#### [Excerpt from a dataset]
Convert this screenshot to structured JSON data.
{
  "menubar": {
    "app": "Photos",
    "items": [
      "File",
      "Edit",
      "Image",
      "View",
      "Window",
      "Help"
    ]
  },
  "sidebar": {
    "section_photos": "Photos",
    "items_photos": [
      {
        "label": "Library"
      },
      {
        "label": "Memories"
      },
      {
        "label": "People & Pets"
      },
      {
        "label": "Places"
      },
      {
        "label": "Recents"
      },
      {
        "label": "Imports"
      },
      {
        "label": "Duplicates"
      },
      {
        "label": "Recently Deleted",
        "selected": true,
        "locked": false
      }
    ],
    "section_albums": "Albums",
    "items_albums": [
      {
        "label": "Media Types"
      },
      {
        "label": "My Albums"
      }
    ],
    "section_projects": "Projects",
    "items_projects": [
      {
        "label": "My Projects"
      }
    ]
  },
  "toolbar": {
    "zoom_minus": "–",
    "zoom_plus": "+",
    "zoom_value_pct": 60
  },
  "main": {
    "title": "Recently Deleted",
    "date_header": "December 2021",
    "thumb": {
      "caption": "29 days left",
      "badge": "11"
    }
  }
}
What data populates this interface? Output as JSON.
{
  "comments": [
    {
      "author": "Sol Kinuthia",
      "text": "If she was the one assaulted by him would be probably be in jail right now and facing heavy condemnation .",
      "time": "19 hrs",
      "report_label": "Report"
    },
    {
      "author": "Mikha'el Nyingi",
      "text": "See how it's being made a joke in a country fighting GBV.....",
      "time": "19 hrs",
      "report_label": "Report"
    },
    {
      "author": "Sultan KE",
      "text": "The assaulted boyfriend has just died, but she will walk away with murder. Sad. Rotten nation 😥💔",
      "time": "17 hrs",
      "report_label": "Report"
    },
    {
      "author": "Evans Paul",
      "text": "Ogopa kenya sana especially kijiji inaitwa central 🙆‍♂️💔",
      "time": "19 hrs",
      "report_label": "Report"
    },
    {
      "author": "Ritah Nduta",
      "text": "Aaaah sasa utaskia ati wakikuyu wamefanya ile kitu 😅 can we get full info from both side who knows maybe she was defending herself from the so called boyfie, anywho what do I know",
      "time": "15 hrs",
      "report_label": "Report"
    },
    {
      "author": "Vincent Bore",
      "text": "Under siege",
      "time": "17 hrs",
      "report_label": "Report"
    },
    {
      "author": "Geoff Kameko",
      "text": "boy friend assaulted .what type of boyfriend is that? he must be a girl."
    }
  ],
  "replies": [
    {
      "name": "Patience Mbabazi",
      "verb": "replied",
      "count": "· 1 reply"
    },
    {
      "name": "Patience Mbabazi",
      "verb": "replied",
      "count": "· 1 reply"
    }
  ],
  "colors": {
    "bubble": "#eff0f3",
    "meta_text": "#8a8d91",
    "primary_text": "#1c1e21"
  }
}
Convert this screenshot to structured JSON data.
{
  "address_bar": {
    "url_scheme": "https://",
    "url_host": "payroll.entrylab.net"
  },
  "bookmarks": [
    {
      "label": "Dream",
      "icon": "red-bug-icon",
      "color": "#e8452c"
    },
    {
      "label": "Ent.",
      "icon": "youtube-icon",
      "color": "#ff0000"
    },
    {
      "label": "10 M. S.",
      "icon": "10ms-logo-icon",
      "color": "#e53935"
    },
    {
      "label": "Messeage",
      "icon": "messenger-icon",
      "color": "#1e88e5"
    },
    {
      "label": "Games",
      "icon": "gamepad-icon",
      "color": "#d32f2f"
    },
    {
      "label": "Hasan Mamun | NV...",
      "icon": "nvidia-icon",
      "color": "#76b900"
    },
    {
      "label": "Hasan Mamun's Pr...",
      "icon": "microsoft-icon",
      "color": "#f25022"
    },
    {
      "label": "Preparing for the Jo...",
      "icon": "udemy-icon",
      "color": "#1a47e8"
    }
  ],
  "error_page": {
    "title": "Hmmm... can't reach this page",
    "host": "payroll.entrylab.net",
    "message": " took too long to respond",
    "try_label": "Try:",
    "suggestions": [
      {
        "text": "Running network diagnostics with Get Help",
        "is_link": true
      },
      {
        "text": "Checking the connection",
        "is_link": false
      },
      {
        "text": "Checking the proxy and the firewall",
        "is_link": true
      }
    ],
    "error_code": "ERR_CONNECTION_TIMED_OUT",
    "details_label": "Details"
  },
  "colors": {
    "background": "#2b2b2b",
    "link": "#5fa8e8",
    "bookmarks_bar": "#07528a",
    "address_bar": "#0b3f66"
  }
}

#### [Required work]
Please repeat all the records above exactly as they appear.

#### [Task result]
Convert this screenshot to structured JSON data.
{
  "menubar": {
    "app": "Photos",
    "items": [
      "File",
      "Edit",
      "Image",
      "View",
      "Window",
      "Help"
    ]
  },
  "sidebar": {
    "section_photos": "Photos",
    "items_photos": [
      {
        "label": "Library"
      },
      {
        "label": "Memories"
      },
      {
        "label": "People & Pets"
      },
      {
        "label": "Places"
      },
      {
        "label": "Recents"
      },
      {
        "label": "Imports"
      },
      {
        "label": "Duplicates"
      },
      {
        "label": "Recently Deleted",
        "selected": true,
        "locked": false
      }
    ],
    "section_albums": "Albums",
    "items_albums": [
      {
        "label": "Media Types"
      },
      {
        "label": "My Albums"
      }
    ],
    "section_projects": "Projects",
    "items_projects": [
      {
        "label": "My Projects"
      }
    ]
  },
  "toolbar": {
    "zoom_minus": "–",
    "zoom_plus": "+",
    "zoom_value_pct": 60
  },
  "main": {
    "title": "Recently Deleted",
    "date_header": "December 2021",
    "thumb": {
      "caption": "29 days left",
      "badge": "11"
    }
  }
}
What data populates this interface? Output as JSON.
{
  "comments": [
    {
      "author": "Sol Kinuthia",
      "text": "If she was the one assaulted by him would be probably be in jail right now and facing heavy condemnation .",
      "time": "19 hrs",
      "report_label": "Report"
    },
    {
      "author": "Mikha'el Nyingi",
      "text": "See how it's being made a joke in a country fighting GBV.....",
      "time": "19 hrs",
      "report_label": "Report"
    },
    {
      "author": "Sultan KE",
      "text": "The assaulted boyfriend has just died, but she will walk away with murder. Sad. Rotten nation 😥💔",
      "time": "17 hrs",
      "report_label": "Report"
    },
    {
      "author": "Evans Paul",
      "text": "Ogopa kenya sana especially kijiji inaitwa central 🙆‍♂️💔",
      "time": "19 hrs",
      "report_label": "Report"
    },
    {
      "author": "Ritah Nduta",
      "text": "Aaaah sasa utaskia ati wakikuyu wamefanya ile kitu 😅 can we get full info from both side who knows maybe she was defending herself from the so called boyfie, anywho what do I know",
      "time": "15 hrs",
      "report_label": "Report"
    },
    {
      "author": "Vincent Bore",
      "text": "Under siege",
      "time": "17 hrs",
      "report_label": "Report"
    },
    {
      "author": "Geoff Kameko",
      "text": "boy friend assaulted .what type of boyfriend is that? he must be a girl."
    }
  ],
  "replies": [
    {
      "name": "Patience Mbabazi",
      "verb": "replied",
      "count": "· 1 reply"
    },
    {
      "name": "Patience Mbabazi",
      "verb": "replied",
      "count": "· 1 reply"
    }
  ],
  "colors": {
    "bubble": "#eff0f3",
    "meta_text": "#8a8d91",
    "primary_text": "#1c1e21"
  }
}
Convert this screenshot to structured JSON data.
{
  "address_bar": {
    "url_scheme": "https://",
    "url_host": "payroll.entrylab.net"
  },
  "bookmarks": [
    {
      "label": "Dream",
      "icon": "red-bug-icon",
      "color": "#e8452c"
    },
    {
      "label": "Ent.",
      "icon": "youtube-icon",
      "color": "#ff0000"
    },
    {
      "label": "10 M. S.",
      "icon": "10ms-logo-icon",
      "color": "#e53935"
    },
    {
      "label": "Messeage",
      "icon": "messenger-icon",
      "color": "#1e88e5"
    },
    {
      "label": "Games",
      "icon": "gamepad-icon",
      "color": "#d32f2f"
    },
    {
      "label": "Hasan Mamun | NV...",
      "icon": "nvidia-icon",
      "color": "#76b900"
    },
    {
      "label": "Hasan Mamun's Pr...",
      "icon": "microsoft-icon",
      "color": "#f25022"
    },
    {
      "label": "Preparing for the Jo...",
      "icon": "udemy-icon",
      "color": "#1a47e8"
    }
  ],
  "error_page": {
    "title": "Hmmm... can't reach this page",
    "host": "payroll.entrylab.net",
    "message": " took too long to respond",
    "try_label": "Try:",
    "suggestions": [
      {
        "text": "Running network diagnostics with Get Help",
        "is_link": true
      },
      {
        "text": "Checking the connection",
        "is_link": false
      },
      {
        "text": "Checking the proxy and the firewall",
        "is_link": true
      }
    ],
    "error_code": "ERR_CONNECTION_TIMED_OUT",
    "details_label": "Details"
  },
  "colors": {
    "background": "#2b2b2b",
    "link": "#5fa8e8",
    "bookmarks_bar": "#07528a",
    "address_bar": "#0b3f66"
  }
}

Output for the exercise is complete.